Task prompt: State how many lines contain the string "multiple", and write nothing else.

(Stored entries)
○ ○ ○ ○ ○
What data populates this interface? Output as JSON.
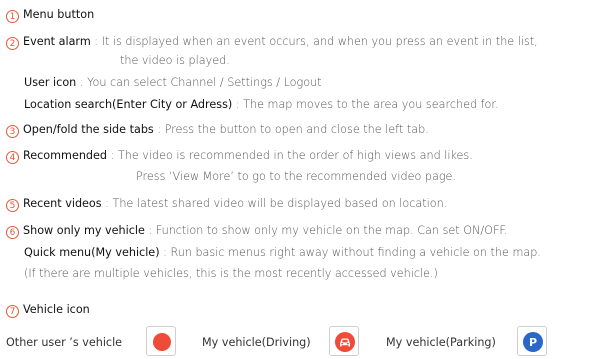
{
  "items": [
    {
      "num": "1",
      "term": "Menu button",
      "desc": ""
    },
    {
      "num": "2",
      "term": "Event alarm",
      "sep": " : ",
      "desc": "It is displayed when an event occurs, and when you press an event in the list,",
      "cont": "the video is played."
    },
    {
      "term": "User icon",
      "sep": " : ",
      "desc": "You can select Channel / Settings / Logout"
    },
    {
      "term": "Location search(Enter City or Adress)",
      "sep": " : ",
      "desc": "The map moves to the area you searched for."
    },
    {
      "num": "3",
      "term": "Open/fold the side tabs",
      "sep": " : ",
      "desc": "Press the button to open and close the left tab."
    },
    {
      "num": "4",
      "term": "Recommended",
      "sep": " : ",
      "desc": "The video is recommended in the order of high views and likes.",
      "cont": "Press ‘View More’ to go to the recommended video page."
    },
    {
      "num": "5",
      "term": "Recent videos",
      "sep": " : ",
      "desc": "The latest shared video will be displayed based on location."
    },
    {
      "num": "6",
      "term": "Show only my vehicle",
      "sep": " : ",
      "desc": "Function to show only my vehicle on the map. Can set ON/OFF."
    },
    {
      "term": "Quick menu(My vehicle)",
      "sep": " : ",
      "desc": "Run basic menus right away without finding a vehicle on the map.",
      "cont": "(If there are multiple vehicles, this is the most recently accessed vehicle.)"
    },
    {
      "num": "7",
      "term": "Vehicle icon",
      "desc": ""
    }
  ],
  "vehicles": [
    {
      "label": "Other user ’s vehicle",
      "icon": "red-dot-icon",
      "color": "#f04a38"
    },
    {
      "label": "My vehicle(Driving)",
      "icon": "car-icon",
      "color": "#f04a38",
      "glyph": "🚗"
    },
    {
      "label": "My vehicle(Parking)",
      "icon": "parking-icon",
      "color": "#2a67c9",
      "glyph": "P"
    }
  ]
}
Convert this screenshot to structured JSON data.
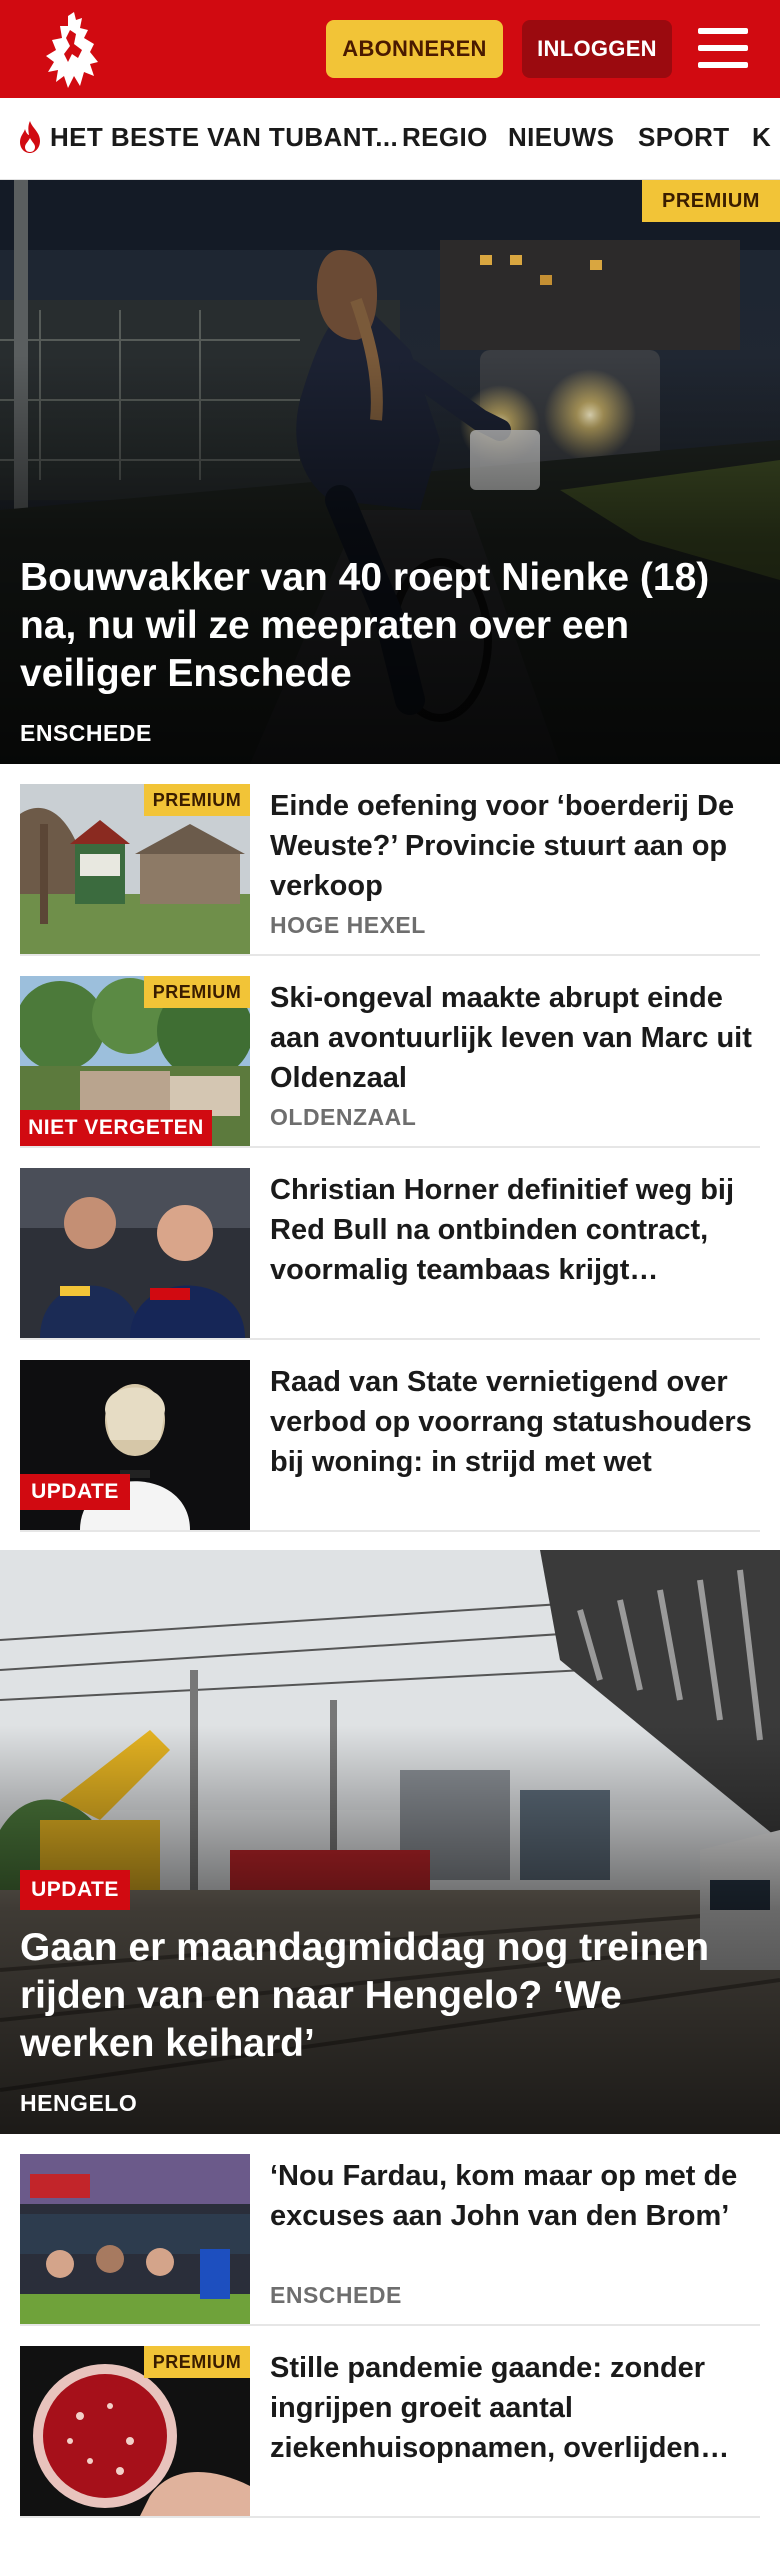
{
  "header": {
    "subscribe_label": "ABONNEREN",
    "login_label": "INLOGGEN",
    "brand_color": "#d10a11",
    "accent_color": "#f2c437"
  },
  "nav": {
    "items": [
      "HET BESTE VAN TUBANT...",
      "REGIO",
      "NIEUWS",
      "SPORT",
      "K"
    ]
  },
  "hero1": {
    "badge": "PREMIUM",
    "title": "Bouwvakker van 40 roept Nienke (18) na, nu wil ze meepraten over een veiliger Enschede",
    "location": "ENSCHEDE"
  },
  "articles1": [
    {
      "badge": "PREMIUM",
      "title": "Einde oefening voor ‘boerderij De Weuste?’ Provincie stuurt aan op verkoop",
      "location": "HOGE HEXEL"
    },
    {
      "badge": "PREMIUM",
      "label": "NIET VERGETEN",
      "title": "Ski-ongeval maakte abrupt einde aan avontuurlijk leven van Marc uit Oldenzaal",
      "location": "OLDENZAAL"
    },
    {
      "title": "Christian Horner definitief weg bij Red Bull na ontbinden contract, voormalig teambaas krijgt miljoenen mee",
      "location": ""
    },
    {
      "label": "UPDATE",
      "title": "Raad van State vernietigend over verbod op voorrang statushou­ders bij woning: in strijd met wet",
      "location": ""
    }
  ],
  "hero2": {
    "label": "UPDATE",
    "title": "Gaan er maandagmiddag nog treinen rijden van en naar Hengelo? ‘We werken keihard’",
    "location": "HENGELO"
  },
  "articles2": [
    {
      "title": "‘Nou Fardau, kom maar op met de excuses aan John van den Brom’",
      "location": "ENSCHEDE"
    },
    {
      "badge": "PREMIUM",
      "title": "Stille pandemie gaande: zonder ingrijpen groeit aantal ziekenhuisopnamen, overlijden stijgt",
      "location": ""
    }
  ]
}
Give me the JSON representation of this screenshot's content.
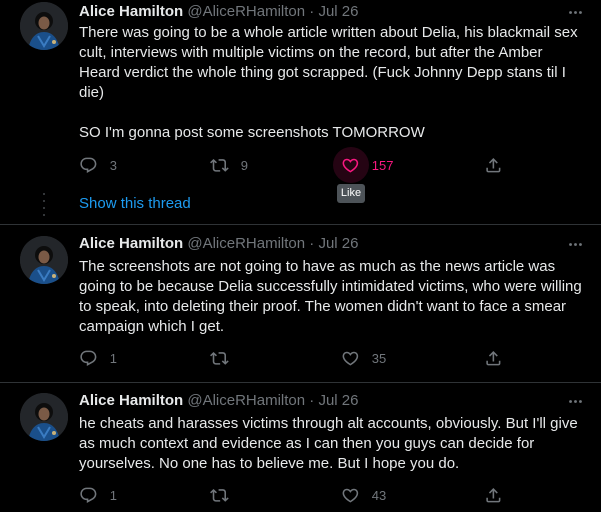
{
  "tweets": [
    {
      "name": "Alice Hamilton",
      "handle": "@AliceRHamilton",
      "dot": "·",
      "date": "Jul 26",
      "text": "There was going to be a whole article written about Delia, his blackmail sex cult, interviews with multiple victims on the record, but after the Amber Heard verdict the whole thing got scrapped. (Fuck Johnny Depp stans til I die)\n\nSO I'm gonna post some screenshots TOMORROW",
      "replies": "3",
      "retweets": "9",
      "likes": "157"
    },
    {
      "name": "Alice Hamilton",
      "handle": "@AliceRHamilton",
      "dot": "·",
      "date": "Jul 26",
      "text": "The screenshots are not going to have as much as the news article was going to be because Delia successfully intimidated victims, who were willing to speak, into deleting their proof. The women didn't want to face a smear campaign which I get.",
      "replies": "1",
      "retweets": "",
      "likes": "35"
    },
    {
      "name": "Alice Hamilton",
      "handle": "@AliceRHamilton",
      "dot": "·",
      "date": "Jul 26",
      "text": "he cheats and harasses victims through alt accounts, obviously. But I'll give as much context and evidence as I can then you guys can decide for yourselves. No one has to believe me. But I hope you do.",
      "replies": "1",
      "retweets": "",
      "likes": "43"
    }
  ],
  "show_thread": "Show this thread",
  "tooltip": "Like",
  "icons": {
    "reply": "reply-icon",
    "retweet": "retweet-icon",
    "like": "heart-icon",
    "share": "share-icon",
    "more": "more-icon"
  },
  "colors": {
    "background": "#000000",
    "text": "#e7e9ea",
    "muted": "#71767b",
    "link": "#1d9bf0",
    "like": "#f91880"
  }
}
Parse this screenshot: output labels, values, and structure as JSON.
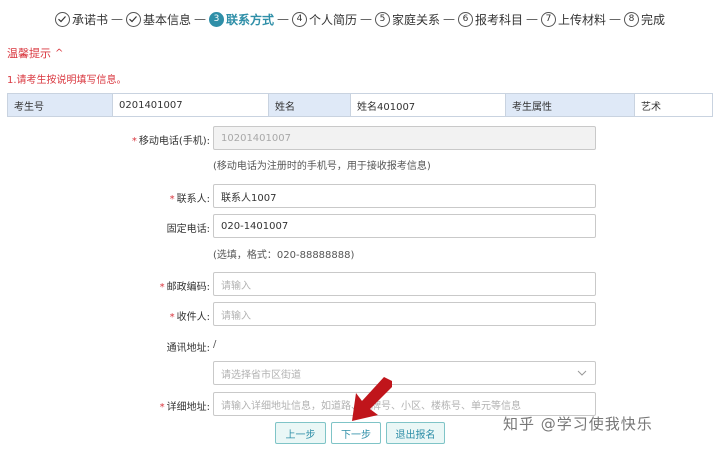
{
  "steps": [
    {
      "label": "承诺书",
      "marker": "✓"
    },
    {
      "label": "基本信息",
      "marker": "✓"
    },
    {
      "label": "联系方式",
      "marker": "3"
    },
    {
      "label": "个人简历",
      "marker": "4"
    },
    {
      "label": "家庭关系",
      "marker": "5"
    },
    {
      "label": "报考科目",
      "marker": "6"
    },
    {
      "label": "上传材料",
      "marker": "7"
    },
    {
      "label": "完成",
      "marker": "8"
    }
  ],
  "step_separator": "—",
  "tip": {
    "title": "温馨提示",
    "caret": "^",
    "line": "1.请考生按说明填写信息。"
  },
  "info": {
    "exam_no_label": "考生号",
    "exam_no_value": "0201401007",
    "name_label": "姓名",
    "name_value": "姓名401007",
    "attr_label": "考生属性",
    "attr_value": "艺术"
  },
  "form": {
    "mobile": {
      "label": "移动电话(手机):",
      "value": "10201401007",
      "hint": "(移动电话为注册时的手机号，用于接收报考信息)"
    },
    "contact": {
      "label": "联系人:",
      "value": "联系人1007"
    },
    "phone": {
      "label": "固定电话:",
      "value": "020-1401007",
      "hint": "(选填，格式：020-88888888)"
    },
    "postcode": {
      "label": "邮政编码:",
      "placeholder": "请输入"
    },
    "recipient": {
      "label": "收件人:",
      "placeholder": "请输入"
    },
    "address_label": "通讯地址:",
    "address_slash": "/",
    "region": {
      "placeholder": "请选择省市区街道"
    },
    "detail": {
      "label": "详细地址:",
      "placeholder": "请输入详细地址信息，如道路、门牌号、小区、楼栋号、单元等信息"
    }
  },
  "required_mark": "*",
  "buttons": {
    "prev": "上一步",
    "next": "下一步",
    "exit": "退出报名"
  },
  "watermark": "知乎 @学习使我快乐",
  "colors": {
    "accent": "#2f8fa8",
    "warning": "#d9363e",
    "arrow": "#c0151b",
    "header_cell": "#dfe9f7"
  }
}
○ ○ ○ ○ ○
Exercise result: 2